** EXERCISE REQUIREMENTS **
Tally up the lines below that include the word "phản". Answer with the number alone.

### SUPPLIED MATERIAL ###

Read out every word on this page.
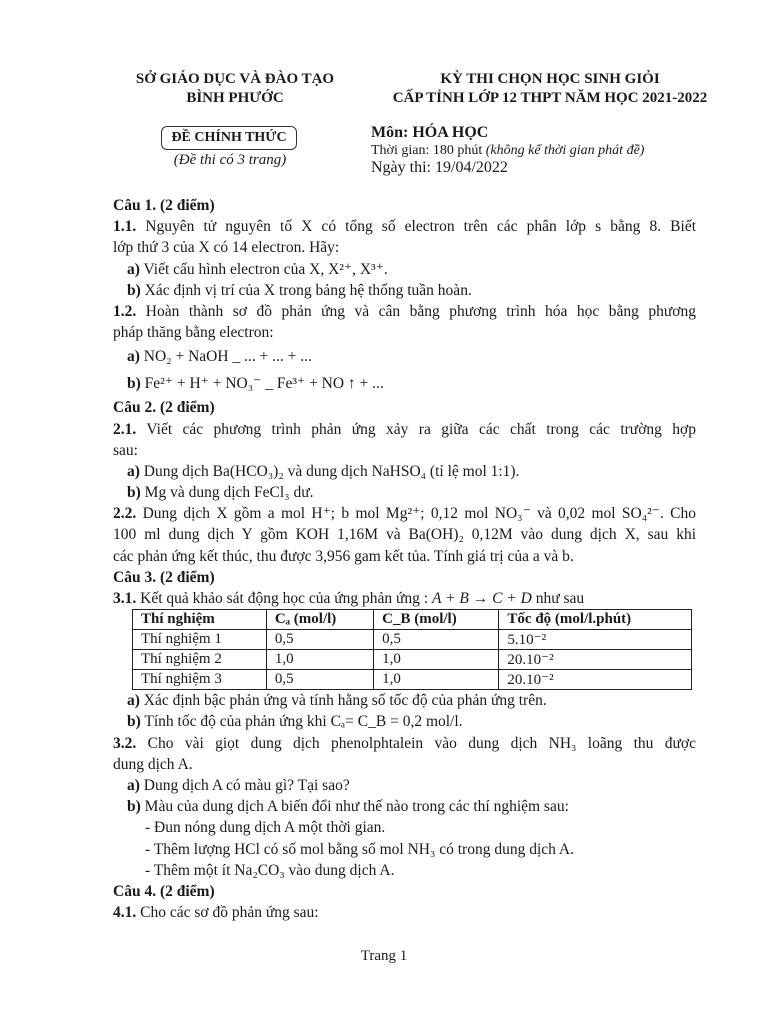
SỞ GIÁO DỤC VÀ ĐÀO TẠO
BÌNH PHƯỚC
KỲ THI CHỌN HỌC SINH GIỎI
CẤP TỈNH LỚP 12 THPT NĂM HỌC 2021-2022
ĐỀ CHÍNH THỨC
(Đề thi có 3 trang)
Môn: HÓA HỌC
Thời gian: 180 phút (không kể thời gian phát đề)
Ngày thi: 19/04/2022
Câu 1. (2 điểm)
1.1. Nguyên tử nguyên tố X có tổng số electron trên các phân lớp s bằng 8. Biết
lớp thứ 3 của X có 14 electron. Hãy:
a) Viết cấu hình electron của X, X²⁺, X³⁺.
b) Xác định vị trí của X trong bảng hệ thống tuần hoàn.
1.2. Hoàn thành sơ đồ phản ứng và cân bằng phương trình hóa học bằng phương
pháp thăng bằng electron:
a) NO₂ + NaOH _ ... + ... + ...
b) Fe²⁺ + H⁺ + NO₃⁻ _ Fe³⁺ + NO ↑ + ...
Câu 2. (2 điểm)
2.1. Viết các phương trình phản ứng xảy ra giữa các chất trong các trường hợp
sau:
a) Dung dịch Ba(HCO₃)₂ và dung dịch NaHSO₄ (tỉ lệ mol 1:1).
b) Mg và dung dịch FeCl₃ dư.
2.2. Dung dịch X gồm a mol H⁺; b mol Mg²⁺; 0,12 mol NO₃⁻ và 0,02 mol SO₄²⁻. Cho
100 ml dung dịch Y gồm KOH 1,16M và Ba(OH)₂ 0,12M vào dung dịch X, sau khi
các phản ứng kết thúc, thu được 3,956 gam kết tủa. Tính giá trị của a và b.
Câu 3. (2 điểm)
3.1. Kết quả khảo sát động học của ứng phản ứng : A + B → C + D như sau
Thí nghiệm	Cₐ (mol/l)	C_B (mol/l)	Tốc độ (mol/l.phút)
Thí nghiệm 1	0,5	0,5	5.10⁻²
Thí nghiệm 2	1,0	1,0	20.10⁻²
Thí nghiệm 3	0,5	1,0	20.10⁻²
a) Xác định bậc phản ứng và tính hằng số tốc độ của phản ứng trên.
b) Tính tốc độ của phản ứng khi Cₐ= C_B = 0,2 mol/l.
3.2. Cho vài giọt dung dịch phenolphtalein vào dung dịch NH₃ loãng thu được
dung dịch A.
a) Dung dịch A có màu gì? Tại sao?
b) Màu của dung dịch A biến đổi như thế nào trong các thí nghiệm sau:
- Đun nóng dung dịch A một thời gian.
- Thêm lượng HCl có số mol bằng số mol NH₃ có trong dung dịch A.
- Thêm một ít Na₂CO₃ vào dung dịch A.
Câu 4. (2 điểm)
4.1. Cho các sơ đồ phản ứng sau:
Trang 1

###

** OUTPUT OF THE TASK **
7